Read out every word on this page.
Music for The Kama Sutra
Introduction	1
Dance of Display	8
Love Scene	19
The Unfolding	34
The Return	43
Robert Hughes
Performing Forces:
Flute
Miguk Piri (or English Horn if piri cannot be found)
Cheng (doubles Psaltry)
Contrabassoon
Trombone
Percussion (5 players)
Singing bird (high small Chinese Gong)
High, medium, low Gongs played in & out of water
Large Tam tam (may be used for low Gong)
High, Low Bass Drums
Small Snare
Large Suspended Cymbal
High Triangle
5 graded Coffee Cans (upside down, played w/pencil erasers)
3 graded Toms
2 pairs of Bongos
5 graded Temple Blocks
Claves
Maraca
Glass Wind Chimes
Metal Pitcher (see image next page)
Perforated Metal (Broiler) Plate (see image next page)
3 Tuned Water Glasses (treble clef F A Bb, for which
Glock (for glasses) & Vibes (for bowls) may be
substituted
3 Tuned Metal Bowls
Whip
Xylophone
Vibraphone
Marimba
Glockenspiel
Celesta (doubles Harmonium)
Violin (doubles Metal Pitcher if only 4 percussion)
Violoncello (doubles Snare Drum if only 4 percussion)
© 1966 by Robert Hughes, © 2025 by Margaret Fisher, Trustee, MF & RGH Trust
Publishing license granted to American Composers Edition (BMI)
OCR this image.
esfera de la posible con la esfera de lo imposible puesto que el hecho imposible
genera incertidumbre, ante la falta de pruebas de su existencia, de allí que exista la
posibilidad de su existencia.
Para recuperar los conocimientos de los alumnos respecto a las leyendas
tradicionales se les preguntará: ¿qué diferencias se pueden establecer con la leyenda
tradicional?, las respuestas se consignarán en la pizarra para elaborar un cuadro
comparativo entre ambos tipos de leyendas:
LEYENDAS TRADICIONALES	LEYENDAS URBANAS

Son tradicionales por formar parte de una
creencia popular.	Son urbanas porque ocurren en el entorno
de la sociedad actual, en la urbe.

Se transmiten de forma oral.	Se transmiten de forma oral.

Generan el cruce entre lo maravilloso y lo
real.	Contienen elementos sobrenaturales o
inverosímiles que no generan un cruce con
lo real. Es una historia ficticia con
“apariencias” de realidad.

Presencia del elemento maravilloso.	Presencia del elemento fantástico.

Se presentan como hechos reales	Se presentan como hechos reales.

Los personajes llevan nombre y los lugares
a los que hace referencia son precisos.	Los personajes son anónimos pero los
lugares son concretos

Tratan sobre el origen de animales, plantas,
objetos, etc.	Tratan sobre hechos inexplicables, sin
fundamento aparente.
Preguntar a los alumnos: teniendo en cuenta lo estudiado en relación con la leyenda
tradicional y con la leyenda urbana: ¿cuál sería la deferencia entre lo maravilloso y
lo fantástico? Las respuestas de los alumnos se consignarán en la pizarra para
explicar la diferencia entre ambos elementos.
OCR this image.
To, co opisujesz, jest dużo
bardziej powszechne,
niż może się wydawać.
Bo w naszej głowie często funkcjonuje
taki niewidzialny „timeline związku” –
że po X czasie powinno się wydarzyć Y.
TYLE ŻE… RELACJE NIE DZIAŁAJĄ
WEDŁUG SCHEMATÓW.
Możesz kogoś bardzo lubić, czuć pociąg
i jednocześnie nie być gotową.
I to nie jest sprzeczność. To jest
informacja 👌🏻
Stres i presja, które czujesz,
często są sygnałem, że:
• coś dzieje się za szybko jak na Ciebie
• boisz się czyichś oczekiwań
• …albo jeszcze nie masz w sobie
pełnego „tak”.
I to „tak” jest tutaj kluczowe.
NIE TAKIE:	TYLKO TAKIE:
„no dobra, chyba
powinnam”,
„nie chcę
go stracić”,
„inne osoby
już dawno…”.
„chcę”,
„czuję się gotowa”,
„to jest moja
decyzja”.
************
WORK TO COMPLETE:
Show each line of the data that contains the string "Snare".

EXERCISE ANSWER:
Small Snare
Violoncello (doubles Snare Drum if only 4 percussion)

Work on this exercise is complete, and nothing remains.